◆ Task prompt:
Reproduce the listing below verbatim.

Entries taken from a collection
====

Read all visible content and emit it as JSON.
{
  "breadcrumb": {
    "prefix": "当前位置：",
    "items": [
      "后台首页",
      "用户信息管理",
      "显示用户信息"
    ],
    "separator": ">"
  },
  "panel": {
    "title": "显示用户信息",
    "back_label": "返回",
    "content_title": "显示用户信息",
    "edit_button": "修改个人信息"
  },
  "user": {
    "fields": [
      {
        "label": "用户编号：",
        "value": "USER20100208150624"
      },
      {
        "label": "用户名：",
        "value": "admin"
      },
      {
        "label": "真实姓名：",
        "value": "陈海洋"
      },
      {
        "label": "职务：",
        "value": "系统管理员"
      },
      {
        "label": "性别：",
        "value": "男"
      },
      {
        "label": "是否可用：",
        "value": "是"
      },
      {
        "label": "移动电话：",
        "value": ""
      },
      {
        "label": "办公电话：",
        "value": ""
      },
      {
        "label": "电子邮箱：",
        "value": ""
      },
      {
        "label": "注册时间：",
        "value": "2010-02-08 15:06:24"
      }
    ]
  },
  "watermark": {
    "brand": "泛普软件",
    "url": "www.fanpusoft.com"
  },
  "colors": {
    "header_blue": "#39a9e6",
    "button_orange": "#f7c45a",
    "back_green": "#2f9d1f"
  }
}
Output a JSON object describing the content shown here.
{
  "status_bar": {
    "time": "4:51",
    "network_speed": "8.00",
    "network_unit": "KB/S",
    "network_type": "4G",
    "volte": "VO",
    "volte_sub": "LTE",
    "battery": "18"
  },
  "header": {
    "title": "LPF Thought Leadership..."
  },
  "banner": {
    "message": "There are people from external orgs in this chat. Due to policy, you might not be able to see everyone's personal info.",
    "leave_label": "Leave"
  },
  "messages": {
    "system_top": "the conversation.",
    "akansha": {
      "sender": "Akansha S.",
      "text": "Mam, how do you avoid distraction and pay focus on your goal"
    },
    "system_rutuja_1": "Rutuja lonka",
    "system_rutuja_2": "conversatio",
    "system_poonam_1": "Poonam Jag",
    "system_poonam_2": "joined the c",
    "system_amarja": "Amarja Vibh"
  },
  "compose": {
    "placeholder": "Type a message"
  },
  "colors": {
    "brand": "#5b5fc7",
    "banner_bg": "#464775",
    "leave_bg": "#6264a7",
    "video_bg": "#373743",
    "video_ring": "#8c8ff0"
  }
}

====

◆ Written reply:
Read all visible content and emit it as JSON.
{
  "breadcrumb": {
    "prefix": "当前位置：",
    "items": [
      "后台首页",
      "用户信息管理",
      "显示用户信息"
    ],
    "separator": ">"
  },
  "panel": {
    "title": "显示用户信息",
    "back_label": "返回",
    "content_title": "显示用户信息",
    "edit_button": "修改个人信息"
  },
  "user": {
    "fields": [
      {
        "label": "用户编号：",
        "value": "USER20100208150624"
      },
      {
        "label": "用户名：",
        "value": "admin"
      },
      {
        "label": "真实姓名：",
        "value": "陈海洋"
      },
      {
        "label": "职务：",
        "value": "系统管理员"
      },
      {
        "label": "性别：",
        "value": "男"
      },
      {
        "label": "是否可用：",
        "value": "是"
      },
      {
        "label": "移动电话：",
        "value": ""
      },
      {
        "label": "办公电话：",
        "value": ""
      },
      {
        "label": "电子邮箱：",
        "value": ""
      },
      {
        "label": "注册时间：",
        "value": "2010-02-08 15:06:24"
      }
    ]
  },
  "watermark": {
    "brand": "泛普软件",
    "url": "www.fanpusoft.com"
  },
  "colors": {
    "header_blue": "#39a9e6",
    "button_orange": "#f7c45a",
    "back_green": "#2f9d1f"
  }
}
Output a JSON object describing the content shown here.
{
  "status_bar": {
    "time": "4:51",
    "network_speed": "8.00",
    "network_unit": "KB/S",
    "network_type": "4G",
    "volte": "VO",
    "volte_sub": "LTE",
    "battery": "18"
  },
  "header": {
    "title": "LPF Thought Leadership..."
  },
  "banner": {
    "message": "There are people from external orgs in this chat. Due to policy, you might not be able to see everyone's personal info.",
    "leave_label": "Leave"
  },
  "messages": {
    "system_top": "the conversation.",
    "akansha": {
      "sender": "Akansha S.",
      "text": "Mam, how do you avoid distraction and pay focus on your goal"
    },
    "system_rutuja_1": "Rutuja lonka",
    "system_rutuja_2": "conversatio",
    "system_poonam_1": "Poonam Jag",
    "system_poonam_2": "joined the c",
    "system_amarja": "Amarja Vibh"
  },
  "compose": {
    "placeholder": "Type a message"
  },
  "colors": {
    "brand": "#5b5fc7",
    "banner_bg": "#464775",
    "leave_bg": "#6264a7",
    "video_bg": "#373743",
    "video_ring": "#8c8ff0"
  }
}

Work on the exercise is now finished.